• **Materials provided**:
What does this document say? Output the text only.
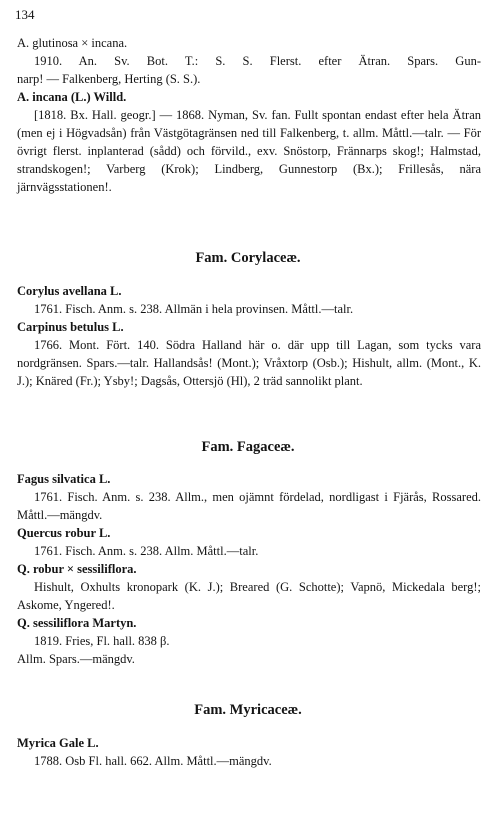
134
A. glutinosa × incana.
1910. An. Sv. Bot. T.: S. S. Flerst. efter Ätran. Spars. Gun-
narp! — Falkenberg, Herting (S. S.).
A. incana (L.) Willd.
[1818. Bx. Hall. geogr.] — 1868. Nyman, Sv. fan. Fullt spontan endast efter hela Ätran (men ej i Högvadsån) från Västgötagränsen ned till Falkenberg, t. allm. Måttl.—talr. — För övrigt flerst. inplanterad (sådd) och förvild., exv. Snöstorp, Frännarps skog!; Halmstad, strandskogen!; Varberg (Krok); Lindberg, Gunnestorp (Bx.); Frillesås, nära järnvägsstationen!.
Fam. Corylaceæ.
Corylus avellana L.
1761. Fisch. Anm. s. 238. Allmän i hela provinsen. Måttl.—talr.
Carpinus betulus L.
1766. Mont. Fört. 140. Södra Halland här o. där upp till Lagan, som tycks vara nordgränsen. Spars.—talr. Hallandsås! (Mont.); Vråxtorp (Osb.); Hishult, allm. (Mont., K. J.); Knäred (Fr.); Ysby!; Dagsås, Ottersjö (Hl), 2 träd sannolikt plant.
Fam. Fagaceæ.
Fagus silvatica L.
1761. Fisch. Anm. s. 238. Allm., men ojämnt fördelad, nordligast i Fjärås, Rossared. Måttl.—mängdv.
Quercus robur L.
1761. Fisch. Anm. s. 238. Allm. Måttl.—talr.
Q. robur × sessiliflora.
Hishult, Oxhults kronopark (K. J.); Breared (G. Schotte); Vapnö, Mickedala berg!; Askome, Yngered!.
Q. sessiliflora Martyn.
1819. Fries, Fl. hall. 838 β.
Allm. Spars.—mängdv.
Fam. Myricaceæ.
Myrica Gale L.
1788. Osb Fl. hall. 662. Allm. Måttl.—mängdv.
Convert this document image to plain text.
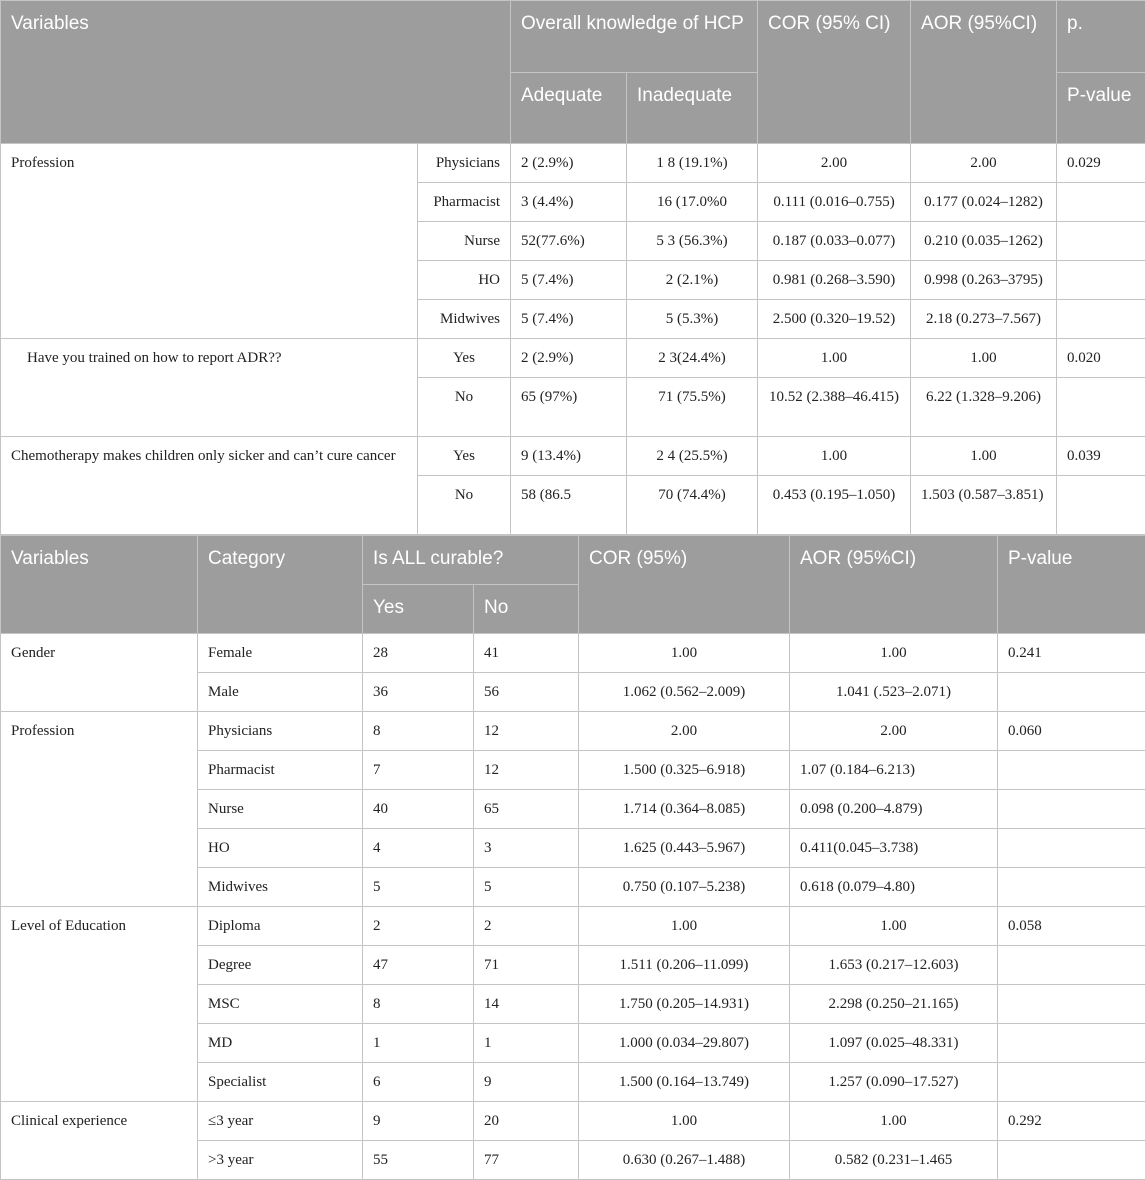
Variables		Overall knowledge of HCP		COR (95% CI)	AOR (95%CI)	p.
		Adequate	Inadequate			P-value
Profession	Physicians	2 (2.9%)	1 8 (19.1%)	2.00	2.00	0.029
	Pharmacist	3 (4.4%)	16 (17.0%0	0.111 (0.016–0.755)	0.177 (0.024–1282)	
	Nurse	52(77.6%)	5 3 (56.3%)	0.187 (0.033–0.077)	0.210 (0.035–1262)	
	HO	5 (7.4%)	2 (2.1%)	0.981 (0.268–3.590)	0.998 (0.263–3795)	
	Midwives	5 (7.4%)	5 (5.3%)	2.500 (0.320–19.52)	2.18 (0.273–7.567)	
Have you trained on how to report ADR??	Yes	2 (2.9%)	2 3(24.4%)	1.00	1.00	0.020
	No	65 (97%)	71 (75.5%)	10.52 (2.388–46.415)	6.22 (1.328–9.206)	
Chemotherapy makes children only sicker and can’t cure cancer	Yes	9 (13.4%)	2 4 (25.5%)	1.00	1.00	0.039
	No	58 (86.5	70 (74.4%)	0.453 (0.195–1.050)	1.503 (0.587–3.851)	
Variables	Category	Is ALL curable?		COR (95%)	AOR (95%CI)	P-value
		Yes	No			
Gender	Female	28	41	1.00	1.00	0.241
	Male	36	56	1.062 (0.562–2.009)	1.041 (.523–2.071)	
Profession	Physicians	8	12	2.00	2.00	0.060
	Pharmacist	7	12	1.500 (0.325–6.918)	1.07 (0.184–6.213)	
	Nurse	40	65	1.714 (0.364–8.085)	0.098 (0.200–4.879)	
	HO	4	3	1.625 (0.443–5.967)	0.411(0.045–3.738)	
	Midwives	5	5	0.750 (0.107–5.238)	0.618 (0.079–4.80)	
Level of Education	Diploma	2	2	1.00	1.00	0.058
	Degree	47	71	1.511 (0.206–11.099)	1.653 (0.217–12.603)	
	MSC	8	14	1.750 (0.205–14.931)	2.298 (0.250–21.165)	
	MD	1	1	1.000 (0.034–29.807)	1.097 (0.025–48.331)	
	Specialist	6	9	1.500 (0.164–13.749)	1.257 (0.090–17.527)	
Clinical experience	≤3 year	9	20	1.00	1.00	0.292
	>3 year	55	77	0.630 (0.267–1.488)	0.582 (0.231–1.465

• **Task to complete**:
All records must be output exactly as they are, except for the pictures, which are left out.

• **The answer**:
What does this document say? Output the text only.
134
A. glutinosa × incana.
1910. An. Sv. Bot. T.: S. S. Flerst. efter Ätran. Spars. Gun-
narp! — Falkenberg, Herting (S. S.).
A. incana (L.) Willd.
[1818. Bx. Hall. geogr.] — 1868. Nyman, Sv. fan. Fullt spontan endast efter hela Ätran (men ej i Högvadsån) från Västgötagränsen ned till Falkenberg, t. allm. Måttl.—talr. — För övrigt flerst. inplanterad (sådd) och förvild., exv. Snöstorp, Frännarps skog!; Halmstad, strandskogen!; Varberg (Krok); Lindberg, Gunnestorp (Bx.); Frillesås, nära järnvägsstationen!.
Fam. Corylaceæ.
Corylus avellana L.
1761. Fisch. Anm. s. 238. Allmän i hela provinsen. Måttl.—talr.
Carpinus betulus L.
1766. Mont. Fört. 140. Södra Halland här o. där upp till Lagan, som tycks vara nordgränsen. Spars.—talr. Hallandsås! (Mont.); Vråxtorp (Osb.); Hishult, allm. (Mont., K. J.); Knäred (Fr.); Ysby!; Dagsås, Ottersjö (Hl), 2 träd sannolikt plant.
Fam. Fagaceæ.
Fagus silvatica L.
1761. Fisch. Anm. s. 238. Allm., men ojämnt fördelad, nordligast i Fjärås, Rossared. Måttl.—mängdv.
Quercus robur L.
1761. Fisch. Anm. s. 238. Allm. Måttl.—talr.
Q. robur × sessiliflora.
Hishult, Oxhults kronopark (K. J.); Breared (G. Schotte); Vapnö, Mickedala berg!; Askome, Yngered!.
Q. sessiliflora Martyn.
1819. Fries, Fl. hall. 838 β.
Allm. Spars.—mängdv.
Fam. Myricaceæ.
Myrica Gale L.
1788. Osb Fl. hall. 662. Allm. Måttl.—mängdv.
Convert this document image to plain text.
Variables		Overall knowledge of HCP		COR (95% CI)	AOR (95%CI)	p.
		Adequate	Inadequate			P-value
Profession	Physicians	2 (2.9%)	1 8 (19.1%)	2.00	2.00	0.029
	Pharmacist	3 (4.4%)	16 (17.0%0	0.111 (0.016–0.755)	0.177 (0.024–1282)	
	Nurse	52(77.6%)	5 3 (56.3%)	0.187 (0.033–0.077)	0.210 (0.035–1262)	
	HO	5 (7.4%)	2 (2.1%)	0.981 (0.268–3.590)	0.998 (0.263–3795)	
	Midwives	5 (7.4%)	5 (5.3%)	2.500 (0.320–19.52)	2.18 (0.273–7.567)	
Have you trained on how to report ADR??	Yes	2 (2.9%)	2 3(24.4%)	1.00	1.00	0.020
	No	65 (97%)	71 (75.5%)	10.52 (2.388–46.415)	6.22 (1.328–9.206)	
Chemotherapy makes children only sicker and can’t cure cancer	Yes	9 (13.4%)	2 4 (25.5%)	1.00	1.00	0.039
	No	58 (86.5	70 (74.4%)	0.453 (0.195–1.050)	1.503 (0.587–3.851)	
Variables	Category	Is ALL curable?		COR (95%)	AOR (95%CI)	P-value
		Yes	No			
Gender	Female	28	41	1.00	1.00	0.241
	Male	36	56	1.062 (0.562–2.009)	1.041 (.523–2.071)	
Profession	Physicians	8	12	2.00	2.00	0.060
	Pharmacist	7	12	1.500 (0.325–6.918)	1.07 (0.184–6.213)	
	Nurse	40	65	1.714 (0.364–8.085)	0.098 (0.200–4.879)	
	HO	4	3	1.625 (0.443–5.967)	0.411(0.045–3.738)	
	Midwives	5	5	0.750 (0.107–5.238)	0.618 (0.079–4.80)	
Level of Education	Diploma	2	2	1.00	1.00	0.058
	Degree	47	71	1.511 (0.206–11.099)	1.653 (0.217–12.603)	
	MSC	8	14	1.750 (0.205–14.931)	2.298 (0.250–21.165)	
	MD	1	1	1.000 (0.034–29.807)	1.097 (0.025–48.331)	
	Specialist	6	9	1.500 (0.164–13.749)	1.257 (0.090–17.527)	
Clinical experience	≤3 year	9	20	1.00	1.00	0.292
	>3 year	55	77	0.630 (0.267–1.488)	0.582 (0.231–1.465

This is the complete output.